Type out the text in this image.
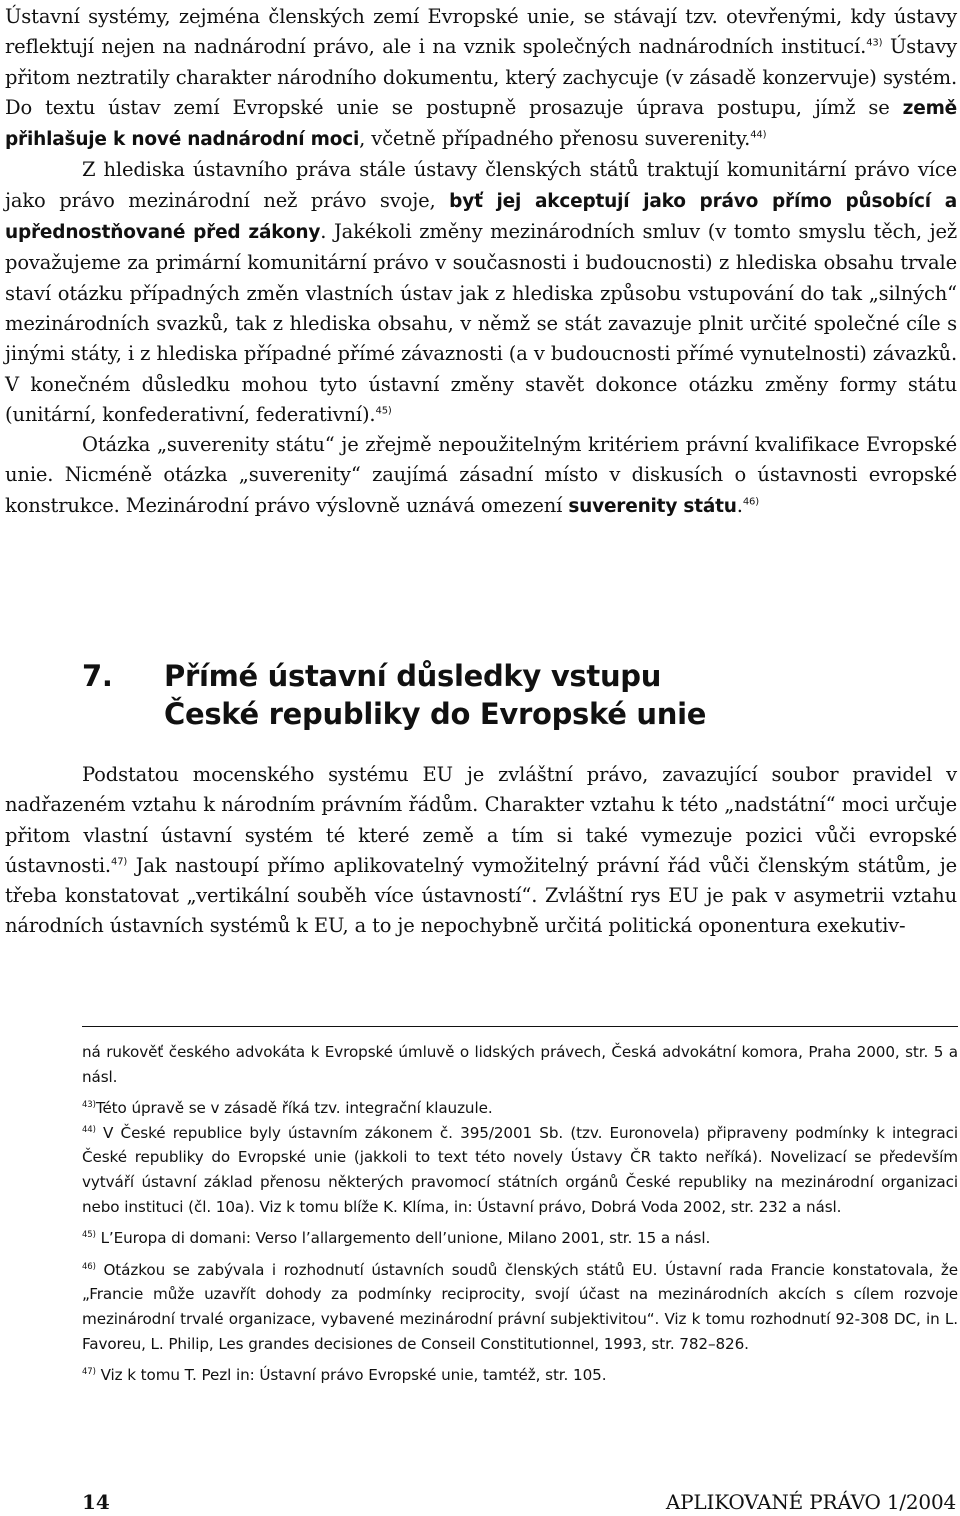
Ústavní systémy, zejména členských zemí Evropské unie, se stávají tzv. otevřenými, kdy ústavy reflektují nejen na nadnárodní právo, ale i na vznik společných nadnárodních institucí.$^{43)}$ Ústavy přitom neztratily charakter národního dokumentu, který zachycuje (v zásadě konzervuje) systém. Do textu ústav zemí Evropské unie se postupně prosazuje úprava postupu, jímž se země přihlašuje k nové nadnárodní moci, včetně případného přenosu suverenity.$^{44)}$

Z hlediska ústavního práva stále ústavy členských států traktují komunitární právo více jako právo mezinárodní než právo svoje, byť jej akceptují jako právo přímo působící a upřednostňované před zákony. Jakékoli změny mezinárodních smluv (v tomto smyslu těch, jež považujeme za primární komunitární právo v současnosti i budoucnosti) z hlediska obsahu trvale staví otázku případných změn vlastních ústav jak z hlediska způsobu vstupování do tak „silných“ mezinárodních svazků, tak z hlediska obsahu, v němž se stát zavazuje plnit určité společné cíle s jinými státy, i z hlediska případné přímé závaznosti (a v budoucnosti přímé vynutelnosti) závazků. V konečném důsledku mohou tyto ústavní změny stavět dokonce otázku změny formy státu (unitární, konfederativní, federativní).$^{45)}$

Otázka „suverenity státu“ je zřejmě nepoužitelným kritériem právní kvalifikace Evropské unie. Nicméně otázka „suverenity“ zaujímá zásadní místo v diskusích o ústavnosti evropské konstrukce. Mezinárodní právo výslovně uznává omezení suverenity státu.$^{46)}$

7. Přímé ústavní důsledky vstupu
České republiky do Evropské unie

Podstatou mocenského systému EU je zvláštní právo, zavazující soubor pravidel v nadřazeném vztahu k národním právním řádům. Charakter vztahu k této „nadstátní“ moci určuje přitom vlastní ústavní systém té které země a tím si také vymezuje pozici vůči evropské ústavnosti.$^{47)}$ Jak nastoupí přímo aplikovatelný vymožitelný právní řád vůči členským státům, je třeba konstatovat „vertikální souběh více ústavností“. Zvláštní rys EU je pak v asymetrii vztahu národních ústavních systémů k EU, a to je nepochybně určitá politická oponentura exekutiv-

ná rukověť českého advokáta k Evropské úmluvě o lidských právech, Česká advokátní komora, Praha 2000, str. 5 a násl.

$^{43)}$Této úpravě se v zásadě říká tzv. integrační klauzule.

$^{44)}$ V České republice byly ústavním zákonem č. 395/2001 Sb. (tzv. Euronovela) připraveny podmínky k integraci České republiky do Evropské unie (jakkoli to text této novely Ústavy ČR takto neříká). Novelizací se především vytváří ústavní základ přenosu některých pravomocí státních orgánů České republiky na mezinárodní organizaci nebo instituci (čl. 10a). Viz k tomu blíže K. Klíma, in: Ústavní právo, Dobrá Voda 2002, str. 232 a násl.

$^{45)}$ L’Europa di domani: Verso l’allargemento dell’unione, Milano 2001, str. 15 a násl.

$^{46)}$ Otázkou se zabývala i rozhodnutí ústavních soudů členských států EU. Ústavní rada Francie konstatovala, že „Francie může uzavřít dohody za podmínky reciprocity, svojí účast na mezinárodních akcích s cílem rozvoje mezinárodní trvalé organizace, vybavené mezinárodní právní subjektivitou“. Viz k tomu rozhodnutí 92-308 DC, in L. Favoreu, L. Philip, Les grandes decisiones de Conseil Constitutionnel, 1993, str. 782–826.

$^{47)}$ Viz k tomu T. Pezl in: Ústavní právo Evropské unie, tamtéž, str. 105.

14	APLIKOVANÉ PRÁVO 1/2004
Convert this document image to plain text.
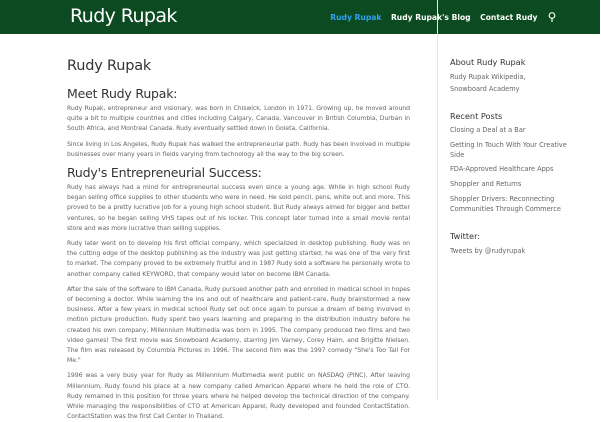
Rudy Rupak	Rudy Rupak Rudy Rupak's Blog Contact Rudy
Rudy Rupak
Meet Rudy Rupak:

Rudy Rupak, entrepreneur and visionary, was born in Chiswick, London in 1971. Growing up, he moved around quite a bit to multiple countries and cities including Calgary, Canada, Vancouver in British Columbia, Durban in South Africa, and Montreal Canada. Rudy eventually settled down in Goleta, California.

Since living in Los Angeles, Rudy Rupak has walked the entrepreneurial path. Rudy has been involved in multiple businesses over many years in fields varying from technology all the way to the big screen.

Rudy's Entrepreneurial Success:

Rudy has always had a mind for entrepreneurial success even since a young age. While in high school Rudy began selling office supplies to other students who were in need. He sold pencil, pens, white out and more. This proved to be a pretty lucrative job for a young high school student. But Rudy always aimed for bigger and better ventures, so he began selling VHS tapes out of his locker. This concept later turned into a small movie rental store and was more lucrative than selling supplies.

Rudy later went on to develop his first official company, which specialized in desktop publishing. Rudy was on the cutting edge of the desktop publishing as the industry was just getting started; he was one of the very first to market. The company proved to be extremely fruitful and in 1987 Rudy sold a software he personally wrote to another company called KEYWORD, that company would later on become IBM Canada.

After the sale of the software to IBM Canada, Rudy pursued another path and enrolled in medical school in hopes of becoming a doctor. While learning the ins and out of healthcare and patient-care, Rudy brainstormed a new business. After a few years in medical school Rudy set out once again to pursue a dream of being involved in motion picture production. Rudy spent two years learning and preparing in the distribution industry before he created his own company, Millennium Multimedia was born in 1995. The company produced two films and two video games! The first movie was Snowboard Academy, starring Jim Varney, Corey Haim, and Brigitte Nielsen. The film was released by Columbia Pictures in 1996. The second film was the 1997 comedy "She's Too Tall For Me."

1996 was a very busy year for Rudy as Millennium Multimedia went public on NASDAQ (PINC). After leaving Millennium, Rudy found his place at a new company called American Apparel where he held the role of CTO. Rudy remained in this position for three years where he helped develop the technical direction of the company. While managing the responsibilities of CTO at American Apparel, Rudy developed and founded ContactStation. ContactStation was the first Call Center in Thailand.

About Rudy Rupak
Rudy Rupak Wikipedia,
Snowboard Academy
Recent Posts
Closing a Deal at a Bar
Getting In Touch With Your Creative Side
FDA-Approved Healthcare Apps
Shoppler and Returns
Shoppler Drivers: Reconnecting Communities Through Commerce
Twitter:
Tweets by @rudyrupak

■ ■ ■

* **TASK PROMPT**: Identify each line of the material where the word "podmínky" shows up, and copy it.

* **EXERCISE ANSWER**:
$^{44)}$ V České republice byly ústavním zákonem č. 395/2001 Sb. (tzv. Euronovela) připraveny podmínky k integraci České republiky do Evropské unie (jakkoli to text této novely Ústavy ČR takto neříká). Novelizací se především vytváří ústavní základ přenosu některých pravomocí státních orgánů České republiky na mezinárodní organizaci nebo instituci (čl. 10a). Viz k tomu blíže K. Klíma, in: Ústavní právo, Dobrá Voda 2002, str. 232 a násl.
$^{46)}$ Otázkou se zabývala i rozhodnutí ústavních soudů členských států EU. Ústavní rada Francie konstatovala, že „Francie může uzavřít dohody za podmínky reciprocity, svojí účast na mezinárodních akcích s cílem rozvoje mezinárodní trvalé organizace, vybavené mezinárodní právní subjektivitou“. Viz k tomu rozhodnutí 92-308 DC, in L. Favoreu, L. Philip, Les grandes decisiones de Conseil Constitutionnel, 1993, str. 782–826.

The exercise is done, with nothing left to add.